> GIVEN TASK: Tally the rows below that contain the string "resistor", where capitalization matters. Reply with the count alone.

* * *

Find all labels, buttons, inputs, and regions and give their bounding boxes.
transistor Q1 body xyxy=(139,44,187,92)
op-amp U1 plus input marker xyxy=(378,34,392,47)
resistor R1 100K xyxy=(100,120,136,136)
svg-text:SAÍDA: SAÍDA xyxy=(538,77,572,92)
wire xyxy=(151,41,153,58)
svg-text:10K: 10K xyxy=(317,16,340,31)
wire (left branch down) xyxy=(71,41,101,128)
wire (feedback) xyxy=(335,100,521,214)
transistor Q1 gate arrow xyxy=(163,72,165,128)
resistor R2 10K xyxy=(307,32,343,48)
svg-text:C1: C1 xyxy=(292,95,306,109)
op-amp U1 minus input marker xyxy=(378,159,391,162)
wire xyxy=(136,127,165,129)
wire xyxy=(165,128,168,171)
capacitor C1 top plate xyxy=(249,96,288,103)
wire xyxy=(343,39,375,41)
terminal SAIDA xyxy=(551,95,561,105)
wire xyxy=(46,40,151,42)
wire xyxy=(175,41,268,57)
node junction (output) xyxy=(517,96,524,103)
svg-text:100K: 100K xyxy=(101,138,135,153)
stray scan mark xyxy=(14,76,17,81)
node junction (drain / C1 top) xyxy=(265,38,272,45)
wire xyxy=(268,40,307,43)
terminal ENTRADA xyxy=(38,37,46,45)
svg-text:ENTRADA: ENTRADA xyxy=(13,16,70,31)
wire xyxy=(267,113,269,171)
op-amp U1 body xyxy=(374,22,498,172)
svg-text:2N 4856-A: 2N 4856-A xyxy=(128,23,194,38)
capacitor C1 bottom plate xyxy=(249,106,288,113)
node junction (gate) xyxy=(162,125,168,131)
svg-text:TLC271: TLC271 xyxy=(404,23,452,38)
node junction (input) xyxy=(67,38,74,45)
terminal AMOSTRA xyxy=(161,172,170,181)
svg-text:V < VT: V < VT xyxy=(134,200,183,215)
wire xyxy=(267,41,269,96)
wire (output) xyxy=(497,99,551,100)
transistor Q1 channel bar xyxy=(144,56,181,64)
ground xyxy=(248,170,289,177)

* * *

> PROBLEM SOLUTION: 2